ENTRIES SUPPLIED:
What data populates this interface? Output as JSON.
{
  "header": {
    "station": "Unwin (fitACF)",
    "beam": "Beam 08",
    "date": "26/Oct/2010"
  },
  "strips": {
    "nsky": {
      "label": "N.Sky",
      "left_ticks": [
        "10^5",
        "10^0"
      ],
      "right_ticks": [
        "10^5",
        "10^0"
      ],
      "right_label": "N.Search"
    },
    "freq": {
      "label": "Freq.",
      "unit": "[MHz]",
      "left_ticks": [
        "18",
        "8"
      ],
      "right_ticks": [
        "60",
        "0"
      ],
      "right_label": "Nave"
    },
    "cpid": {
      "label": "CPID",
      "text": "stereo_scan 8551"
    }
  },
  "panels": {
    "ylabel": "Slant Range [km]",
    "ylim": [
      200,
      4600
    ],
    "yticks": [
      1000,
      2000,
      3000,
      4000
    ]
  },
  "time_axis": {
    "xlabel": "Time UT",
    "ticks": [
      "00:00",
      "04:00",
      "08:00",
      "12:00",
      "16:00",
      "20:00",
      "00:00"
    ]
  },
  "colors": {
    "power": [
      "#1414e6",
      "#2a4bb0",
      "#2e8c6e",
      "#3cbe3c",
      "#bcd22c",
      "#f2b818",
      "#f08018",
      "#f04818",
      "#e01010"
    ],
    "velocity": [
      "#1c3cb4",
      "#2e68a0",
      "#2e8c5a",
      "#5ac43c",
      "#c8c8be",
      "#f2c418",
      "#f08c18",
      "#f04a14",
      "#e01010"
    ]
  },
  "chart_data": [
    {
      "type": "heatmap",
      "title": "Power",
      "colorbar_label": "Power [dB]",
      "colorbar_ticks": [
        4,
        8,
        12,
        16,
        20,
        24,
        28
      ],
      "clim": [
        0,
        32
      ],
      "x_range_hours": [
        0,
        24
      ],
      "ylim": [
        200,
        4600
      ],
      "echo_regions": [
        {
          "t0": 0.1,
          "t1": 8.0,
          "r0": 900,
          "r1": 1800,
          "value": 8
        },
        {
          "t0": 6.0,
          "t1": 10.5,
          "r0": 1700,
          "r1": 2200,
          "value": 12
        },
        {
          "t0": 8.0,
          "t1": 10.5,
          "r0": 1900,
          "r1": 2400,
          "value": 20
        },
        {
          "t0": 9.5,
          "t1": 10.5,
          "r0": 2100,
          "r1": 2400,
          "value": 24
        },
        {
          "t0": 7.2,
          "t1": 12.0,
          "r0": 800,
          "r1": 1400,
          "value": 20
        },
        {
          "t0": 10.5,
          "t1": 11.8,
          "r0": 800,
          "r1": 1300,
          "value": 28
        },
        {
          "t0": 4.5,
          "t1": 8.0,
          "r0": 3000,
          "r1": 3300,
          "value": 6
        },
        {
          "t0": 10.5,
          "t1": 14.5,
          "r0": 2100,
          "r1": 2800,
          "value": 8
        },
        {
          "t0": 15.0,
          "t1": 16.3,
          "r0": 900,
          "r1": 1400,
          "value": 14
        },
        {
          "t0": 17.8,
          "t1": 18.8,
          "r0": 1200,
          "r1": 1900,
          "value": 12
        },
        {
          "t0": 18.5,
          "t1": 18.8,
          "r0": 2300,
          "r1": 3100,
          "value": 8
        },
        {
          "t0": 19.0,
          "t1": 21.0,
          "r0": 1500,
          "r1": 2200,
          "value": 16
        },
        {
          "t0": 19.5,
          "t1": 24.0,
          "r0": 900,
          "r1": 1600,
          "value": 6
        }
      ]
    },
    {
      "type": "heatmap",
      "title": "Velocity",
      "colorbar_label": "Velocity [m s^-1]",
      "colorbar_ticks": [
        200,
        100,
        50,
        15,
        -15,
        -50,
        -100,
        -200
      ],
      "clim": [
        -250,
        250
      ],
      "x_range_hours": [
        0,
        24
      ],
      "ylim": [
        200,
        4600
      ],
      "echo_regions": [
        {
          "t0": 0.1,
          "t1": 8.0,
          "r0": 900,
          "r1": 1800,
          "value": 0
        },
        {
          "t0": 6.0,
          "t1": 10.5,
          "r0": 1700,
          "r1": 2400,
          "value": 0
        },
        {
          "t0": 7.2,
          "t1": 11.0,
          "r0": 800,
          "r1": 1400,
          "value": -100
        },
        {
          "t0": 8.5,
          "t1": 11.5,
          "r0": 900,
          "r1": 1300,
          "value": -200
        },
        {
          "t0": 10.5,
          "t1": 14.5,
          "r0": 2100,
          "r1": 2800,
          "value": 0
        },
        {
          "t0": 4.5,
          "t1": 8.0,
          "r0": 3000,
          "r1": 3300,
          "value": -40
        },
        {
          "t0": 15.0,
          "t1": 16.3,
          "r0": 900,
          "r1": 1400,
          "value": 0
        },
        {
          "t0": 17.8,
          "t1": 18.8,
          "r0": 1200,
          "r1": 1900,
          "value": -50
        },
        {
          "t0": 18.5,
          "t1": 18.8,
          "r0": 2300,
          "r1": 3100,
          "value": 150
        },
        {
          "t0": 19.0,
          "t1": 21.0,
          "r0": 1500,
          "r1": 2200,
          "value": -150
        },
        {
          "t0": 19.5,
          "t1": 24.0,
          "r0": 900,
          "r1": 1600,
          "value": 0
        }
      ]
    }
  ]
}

WORK INSTRUCTIONS: Write out each line of the data above again, exactly as given.

WRITTEN RESPONSE:
What data populates this interface? Output as JSON.
{
  "header": {
    "station": "Unwin (fitACF)",
    "beam": "Beam 08",
    "date": "26/Oct/2010"
  },
  "strips": {
    "nsky": {
      "label": "N.Sky",
      "left_ticks": [
        "10^5",
        "10^0"
      ],
      "right_ticks": [
        "10^5",
        "10^0"
      ],
      "right_label": "N.Search"
    },
    "freq": {
      "label": "Freq.",
      "unit": "[MHz]",
      "left_ticks": [
        "18",
        "8"
      ],
      "right_ticks": [
        "60",
        "0"
      ],
      "right_label": "Nave"
    },
    "cpid": {
      "label": "CPID",
      "text": "stereo_scan 8551"
    }
  },
  "panels": {
    "ylabel": "Slant Range [km]",
    "ylim": [
      200,
      4600
    ],
    "yticks": [
      1000,
      2000,
      3000,
      4000
    ]
  },
  "time_axis": {
    "xlabel": "Time UT",
    "ticks": [
      "00:00",
      "04:00",
      "08:00",
      "12:00",
      "16:00",
      "20:00",
      "00:00"
    ]
  },
  "colors": {
    "power": [
      "#1414e6",
      "#2a4bb0",
      "#2e8c6e",
      "#3cbe3c",
      "#bcd22c",
      "#f2b818",
      "#f08018",
      "#f04818",
      "#e01010"
    ],
    "velocity": [
      "#1c3cb4",
      "#2e68a0",
      "#2e8c5a",
      "#5ac43c",
      "#c8c8be",
      "#f2c418",
      "#f08c18",
      "#f04a14",
      "#e01010"
    ]
  },
  "chart_data": [
    {
      "type": "heatmap",
      "title": "Power",
      "colorbar_label": "Power [dB]",
      "colorbar_ticks": [
        4,
        8,
        12,
        16,
        20,
        24,
        28
      ],
      "clim": [
        0,
        32
      ],
      "x_range_hours": [
        0,
        24
      ],
      "ylim": [
        200,
        4600
      ],
      "echo_regions": [
        {
          "t0": 0.1,
          "t1": 8.0,
          "r0": 900,
          "r1": 1800,
          "value": 8
        },
        {
          "t0": 6.0,
          "t1": 10.5,
          "r0": 1700,
          "r1": 2200,
          "value": 12
        },
        {
          "t0": 8.0,
          "t1": 10.5,
          "r0": 1900,
          "r1": 2400,
          "value": 20
        },
        {
          "t0": 9.5,
          "t1": 10.5,
          "r0": 2100,
          "r1": 2400,
          "value": 24
        },
        {
          "t0": 7.2,
          "t1": 12.0,
          "r0": 800,
          "r1": 1400,
          "value": 20
        },
        {
          "t0": 10.5,
          "t1": 11.8,
          "r0": 800,
          "r1": 1300,
          "value": 28
        },
        {
          "t0": 4.5,
          "t1": 8.0,
          "r0": 3000,
          "r1": 3300,
          "value": 6
        },
        {
          "t0": 10.5,
          "t1": 14.5,
          "r0": 2100,
          "r1": 2800,
          "value": 8
        },
        {
          "t0": 15.0,
          "t1": 16.3,
          "r0": 900,
          "r1": 1400,
          "value": 14
        },
        {
          "t0": 17.8,
          "t1": 18.8,
          "r0": 1200,
          "r1": 1900,
          "value": 12
        },
        {
          "t0": 18.5,
          "t1": 18.8,
          "r0": 2300,
          "r1": 3100,
          "value": 8
        },
        {
          "t0": 19.0,
          "t1": 21.0,
          "r0": 1500,
          "r1": 2200,
          "value": 16
        },
        {
          "t0": 19.5,
          "t1": 24.0,
          "r0": 900,
          "r1": 1600,
          "value": 6
        }
      ]
    },
    {
      "type": "heatmap",
      "title": "Velocity",
      "colorbar_label": "Velocity [m s^-1]",
      "colorbar_ticks": [
        200,
        100,
        50,
        15,
        -15,
        -50,
        -100,
        -200
      ],
      "clim": [
        -250,
        250
      ],
      "x_range_hours": [
        0,
        24
      ],
      "ylim": [
        200,
        4600
      ],
      "echo_regions": [
        {
          "t0": 0.1,
          "t1": 8.0,
          "r0": 900,
          "r1": 1800,
          "value": 0
        },
        {
          "t0": 6.0,
          "t1": 10.5,
          "r0": 1700,
          "r1": 2400,
          "value": 0
        },
        {
          "t0": 7.2,
          "t1": 11.0,
          "r0": 800,
          "r1": 1400,
          "value": -100
        },
        {
          "t0": 8.5,
          "t1": 11.5,
          "r0": 900,
          "r1": 1300,
          "value": -200
        },
        {
          "t0": 10.5,
          "t1": 14.5,
          "r0": 2100,
          "r1": 2800,
          "value": 0
        },
        {
          "t0": 4.5,
          "t1": 8.0,
          "r0": 3000,
          "r1": 3300,
          "value": -40
        },
        {
          "t0": 15.0,
          "t1": 16.3,
          "r0": 900,
          "r1": 1400,
          "value": 0
        },
        {
          "t0": 17.8,
          "t1": 18.8,
          "r0": 1200,
          "r1": 1900,
          "value": -50
        },
        {
          "t0": 18.5,
          "t1": 18.8,
          "r0": 2300,
          "r1": 3100,
          "value": 150
        },
        {
          "t0": 19.0,
          "t1": 21.0,
          "r0": 1500,
          "r1": 2200,
          "value": -150
        },
        {
          "t0": 19.5,
          "t1": 24.0,
          "r0": 900,
          "r1": 1600,
          "value": 0
        }
      ]
    }
  ]
}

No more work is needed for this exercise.